● **STATED GOAL**
Return each line that holds the word "legend".

[Records]
※ ※ ※

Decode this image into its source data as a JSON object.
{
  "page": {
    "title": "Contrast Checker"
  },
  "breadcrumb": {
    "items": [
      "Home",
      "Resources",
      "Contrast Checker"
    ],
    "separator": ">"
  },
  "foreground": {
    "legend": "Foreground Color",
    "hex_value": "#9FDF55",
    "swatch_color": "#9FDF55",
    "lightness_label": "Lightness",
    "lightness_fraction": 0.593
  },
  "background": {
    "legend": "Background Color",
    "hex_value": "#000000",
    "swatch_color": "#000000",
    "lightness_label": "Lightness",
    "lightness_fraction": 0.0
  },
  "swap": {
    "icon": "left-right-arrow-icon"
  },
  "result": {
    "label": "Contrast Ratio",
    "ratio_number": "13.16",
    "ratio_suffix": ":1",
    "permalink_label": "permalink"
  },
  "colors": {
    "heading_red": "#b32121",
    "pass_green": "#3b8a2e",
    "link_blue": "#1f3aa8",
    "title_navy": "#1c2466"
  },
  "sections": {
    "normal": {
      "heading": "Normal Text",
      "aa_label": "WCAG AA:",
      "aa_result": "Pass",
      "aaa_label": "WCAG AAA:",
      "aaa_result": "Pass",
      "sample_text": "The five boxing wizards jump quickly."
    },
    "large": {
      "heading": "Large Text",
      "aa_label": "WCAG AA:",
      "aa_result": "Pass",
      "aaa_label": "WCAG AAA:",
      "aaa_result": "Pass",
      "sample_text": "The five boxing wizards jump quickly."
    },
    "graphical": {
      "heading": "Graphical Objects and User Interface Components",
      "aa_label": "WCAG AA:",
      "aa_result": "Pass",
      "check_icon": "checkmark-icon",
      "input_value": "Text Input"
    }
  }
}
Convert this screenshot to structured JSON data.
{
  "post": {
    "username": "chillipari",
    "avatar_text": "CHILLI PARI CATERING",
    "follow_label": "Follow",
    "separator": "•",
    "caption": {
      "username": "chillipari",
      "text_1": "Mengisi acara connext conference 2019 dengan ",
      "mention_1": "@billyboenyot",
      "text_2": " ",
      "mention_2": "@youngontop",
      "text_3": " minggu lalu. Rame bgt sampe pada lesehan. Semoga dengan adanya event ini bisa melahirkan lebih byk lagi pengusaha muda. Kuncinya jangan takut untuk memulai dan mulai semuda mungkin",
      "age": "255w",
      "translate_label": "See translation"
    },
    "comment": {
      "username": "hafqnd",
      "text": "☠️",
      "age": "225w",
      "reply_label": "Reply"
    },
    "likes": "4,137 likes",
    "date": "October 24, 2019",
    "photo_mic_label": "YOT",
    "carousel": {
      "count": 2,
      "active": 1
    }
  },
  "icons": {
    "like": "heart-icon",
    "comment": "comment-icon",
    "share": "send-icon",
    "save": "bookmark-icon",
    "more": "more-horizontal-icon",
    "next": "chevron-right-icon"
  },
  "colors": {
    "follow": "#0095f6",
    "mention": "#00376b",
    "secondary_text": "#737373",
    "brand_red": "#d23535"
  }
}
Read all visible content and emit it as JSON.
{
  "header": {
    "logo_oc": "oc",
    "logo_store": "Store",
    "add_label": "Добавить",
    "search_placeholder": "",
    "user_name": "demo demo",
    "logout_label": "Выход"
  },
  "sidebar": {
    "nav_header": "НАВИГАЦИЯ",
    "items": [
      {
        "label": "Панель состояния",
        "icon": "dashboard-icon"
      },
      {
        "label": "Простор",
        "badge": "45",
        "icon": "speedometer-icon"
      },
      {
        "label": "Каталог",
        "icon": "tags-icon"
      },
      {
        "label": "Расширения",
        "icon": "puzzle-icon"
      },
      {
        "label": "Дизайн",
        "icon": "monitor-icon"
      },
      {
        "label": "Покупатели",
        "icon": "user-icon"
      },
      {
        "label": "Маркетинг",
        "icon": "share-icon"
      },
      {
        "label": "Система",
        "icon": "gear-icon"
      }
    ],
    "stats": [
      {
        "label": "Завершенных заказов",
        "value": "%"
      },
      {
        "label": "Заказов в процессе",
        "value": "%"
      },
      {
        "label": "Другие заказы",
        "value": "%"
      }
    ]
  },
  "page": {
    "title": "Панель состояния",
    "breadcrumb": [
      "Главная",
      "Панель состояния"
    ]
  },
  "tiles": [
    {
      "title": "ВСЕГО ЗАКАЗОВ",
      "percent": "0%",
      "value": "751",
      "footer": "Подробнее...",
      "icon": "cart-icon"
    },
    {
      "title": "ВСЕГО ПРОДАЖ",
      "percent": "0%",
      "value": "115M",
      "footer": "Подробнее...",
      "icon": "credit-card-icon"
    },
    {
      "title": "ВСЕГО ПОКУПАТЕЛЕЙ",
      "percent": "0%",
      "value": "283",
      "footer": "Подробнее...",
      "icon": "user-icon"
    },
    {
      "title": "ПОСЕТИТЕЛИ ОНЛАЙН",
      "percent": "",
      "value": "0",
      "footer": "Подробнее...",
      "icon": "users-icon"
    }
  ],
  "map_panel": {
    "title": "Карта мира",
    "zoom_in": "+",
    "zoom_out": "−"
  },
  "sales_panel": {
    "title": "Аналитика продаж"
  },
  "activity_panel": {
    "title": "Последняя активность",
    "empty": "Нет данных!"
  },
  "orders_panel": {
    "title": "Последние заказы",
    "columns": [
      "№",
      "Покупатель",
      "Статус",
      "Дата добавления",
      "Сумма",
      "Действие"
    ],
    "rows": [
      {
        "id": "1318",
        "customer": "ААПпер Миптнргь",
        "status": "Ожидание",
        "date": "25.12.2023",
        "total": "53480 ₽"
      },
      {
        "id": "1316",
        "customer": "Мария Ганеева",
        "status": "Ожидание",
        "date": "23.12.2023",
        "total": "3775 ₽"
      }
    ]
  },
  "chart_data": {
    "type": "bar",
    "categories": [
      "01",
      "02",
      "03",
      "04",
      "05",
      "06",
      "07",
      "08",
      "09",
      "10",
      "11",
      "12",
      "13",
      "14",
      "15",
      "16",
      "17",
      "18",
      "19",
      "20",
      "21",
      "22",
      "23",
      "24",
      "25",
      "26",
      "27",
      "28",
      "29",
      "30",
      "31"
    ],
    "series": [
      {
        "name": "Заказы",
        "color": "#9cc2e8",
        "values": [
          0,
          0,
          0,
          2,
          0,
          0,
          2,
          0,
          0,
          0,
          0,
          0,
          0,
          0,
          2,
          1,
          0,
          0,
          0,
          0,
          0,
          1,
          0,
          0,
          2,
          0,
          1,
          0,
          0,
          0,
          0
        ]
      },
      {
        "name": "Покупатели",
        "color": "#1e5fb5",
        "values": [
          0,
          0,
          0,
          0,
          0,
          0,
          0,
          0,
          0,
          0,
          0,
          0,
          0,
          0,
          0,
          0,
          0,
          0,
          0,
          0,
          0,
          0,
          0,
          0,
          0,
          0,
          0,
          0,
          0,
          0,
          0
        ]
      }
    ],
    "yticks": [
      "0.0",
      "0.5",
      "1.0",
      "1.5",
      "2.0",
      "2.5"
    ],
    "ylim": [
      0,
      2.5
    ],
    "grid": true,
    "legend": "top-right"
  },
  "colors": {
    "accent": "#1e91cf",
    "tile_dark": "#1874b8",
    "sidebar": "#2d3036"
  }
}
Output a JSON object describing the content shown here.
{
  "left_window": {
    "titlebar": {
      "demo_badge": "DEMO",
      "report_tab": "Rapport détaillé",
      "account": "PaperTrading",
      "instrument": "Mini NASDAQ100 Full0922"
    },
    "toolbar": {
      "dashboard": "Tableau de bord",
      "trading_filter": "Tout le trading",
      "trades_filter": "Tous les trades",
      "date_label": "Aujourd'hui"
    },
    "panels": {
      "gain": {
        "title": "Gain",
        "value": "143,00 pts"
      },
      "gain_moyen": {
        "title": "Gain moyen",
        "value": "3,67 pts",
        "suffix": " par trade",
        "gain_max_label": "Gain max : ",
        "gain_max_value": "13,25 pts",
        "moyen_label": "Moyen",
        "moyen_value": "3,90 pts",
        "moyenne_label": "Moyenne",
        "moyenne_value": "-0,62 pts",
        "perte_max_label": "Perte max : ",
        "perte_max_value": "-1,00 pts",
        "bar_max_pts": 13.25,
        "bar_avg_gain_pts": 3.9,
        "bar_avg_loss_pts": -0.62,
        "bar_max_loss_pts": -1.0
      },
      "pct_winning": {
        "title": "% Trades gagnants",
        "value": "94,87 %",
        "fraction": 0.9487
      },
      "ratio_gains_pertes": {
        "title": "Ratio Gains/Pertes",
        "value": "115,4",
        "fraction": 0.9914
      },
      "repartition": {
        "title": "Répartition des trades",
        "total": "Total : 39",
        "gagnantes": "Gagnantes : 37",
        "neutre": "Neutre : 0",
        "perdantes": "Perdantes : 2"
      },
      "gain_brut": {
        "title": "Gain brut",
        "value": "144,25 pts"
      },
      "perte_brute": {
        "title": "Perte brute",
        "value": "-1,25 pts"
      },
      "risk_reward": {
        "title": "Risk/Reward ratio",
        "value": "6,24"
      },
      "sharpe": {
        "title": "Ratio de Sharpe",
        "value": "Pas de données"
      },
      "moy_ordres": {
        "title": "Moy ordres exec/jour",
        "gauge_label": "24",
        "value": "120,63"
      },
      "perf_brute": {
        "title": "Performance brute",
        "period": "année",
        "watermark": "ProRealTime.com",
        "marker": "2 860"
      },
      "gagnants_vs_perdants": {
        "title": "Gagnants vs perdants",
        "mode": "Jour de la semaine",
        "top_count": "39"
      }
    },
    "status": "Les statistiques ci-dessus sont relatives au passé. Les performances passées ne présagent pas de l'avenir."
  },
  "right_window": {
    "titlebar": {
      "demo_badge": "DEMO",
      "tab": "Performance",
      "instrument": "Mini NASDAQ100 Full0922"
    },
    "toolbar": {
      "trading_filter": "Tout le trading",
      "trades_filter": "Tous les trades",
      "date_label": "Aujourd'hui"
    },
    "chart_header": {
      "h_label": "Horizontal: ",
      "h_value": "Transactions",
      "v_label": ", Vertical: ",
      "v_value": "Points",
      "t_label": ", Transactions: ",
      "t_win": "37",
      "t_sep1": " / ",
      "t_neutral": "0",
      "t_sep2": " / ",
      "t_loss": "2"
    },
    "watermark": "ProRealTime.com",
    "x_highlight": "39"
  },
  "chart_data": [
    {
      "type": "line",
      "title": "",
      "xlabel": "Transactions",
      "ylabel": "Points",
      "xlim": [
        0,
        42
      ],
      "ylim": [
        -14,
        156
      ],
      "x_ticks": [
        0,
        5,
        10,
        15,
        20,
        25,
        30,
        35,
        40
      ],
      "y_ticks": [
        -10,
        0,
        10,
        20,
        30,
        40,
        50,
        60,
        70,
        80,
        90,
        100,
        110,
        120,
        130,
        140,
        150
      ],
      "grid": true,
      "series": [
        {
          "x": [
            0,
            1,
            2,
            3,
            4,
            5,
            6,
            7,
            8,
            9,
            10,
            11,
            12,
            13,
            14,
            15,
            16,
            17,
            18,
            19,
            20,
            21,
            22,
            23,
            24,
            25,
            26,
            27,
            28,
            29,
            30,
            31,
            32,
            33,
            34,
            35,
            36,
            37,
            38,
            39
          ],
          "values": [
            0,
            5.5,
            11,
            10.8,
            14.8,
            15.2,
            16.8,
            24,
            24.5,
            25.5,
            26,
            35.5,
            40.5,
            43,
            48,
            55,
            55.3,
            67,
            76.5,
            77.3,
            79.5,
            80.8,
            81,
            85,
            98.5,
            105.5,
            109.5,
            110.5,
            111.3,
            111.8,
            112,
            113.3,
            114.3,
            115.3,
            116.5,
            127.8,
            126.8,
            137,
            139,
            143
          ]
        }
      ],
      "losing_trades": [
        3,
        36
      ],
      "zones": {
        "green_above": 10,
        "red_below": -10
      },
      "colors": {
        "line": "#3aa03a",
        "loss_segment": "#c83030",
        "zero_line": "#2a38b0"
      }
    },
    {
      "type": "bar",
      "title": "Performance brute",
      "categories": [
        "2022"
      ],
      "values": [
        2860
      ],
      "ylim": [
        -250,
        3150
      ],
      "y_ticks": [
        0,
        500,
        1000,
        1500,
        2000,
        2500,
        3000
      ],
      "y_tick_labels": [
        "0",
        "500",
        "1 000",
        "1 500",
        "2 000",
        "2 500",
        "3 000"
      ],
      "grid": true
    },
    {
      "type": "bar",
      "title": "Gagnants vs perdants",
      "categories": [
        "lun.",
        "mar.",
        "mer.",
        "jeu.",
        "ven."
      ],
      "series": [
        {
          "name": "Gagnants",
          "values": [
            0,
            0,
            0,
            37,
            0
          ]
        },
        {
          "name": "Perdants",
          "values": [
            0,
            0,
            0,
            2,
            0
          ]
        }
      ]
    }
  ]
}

※ ※ ※

● **IN RESPONSE**
    "legend": "Foreground Color",
    "legend": "Background Color",
    "legend": "top-right"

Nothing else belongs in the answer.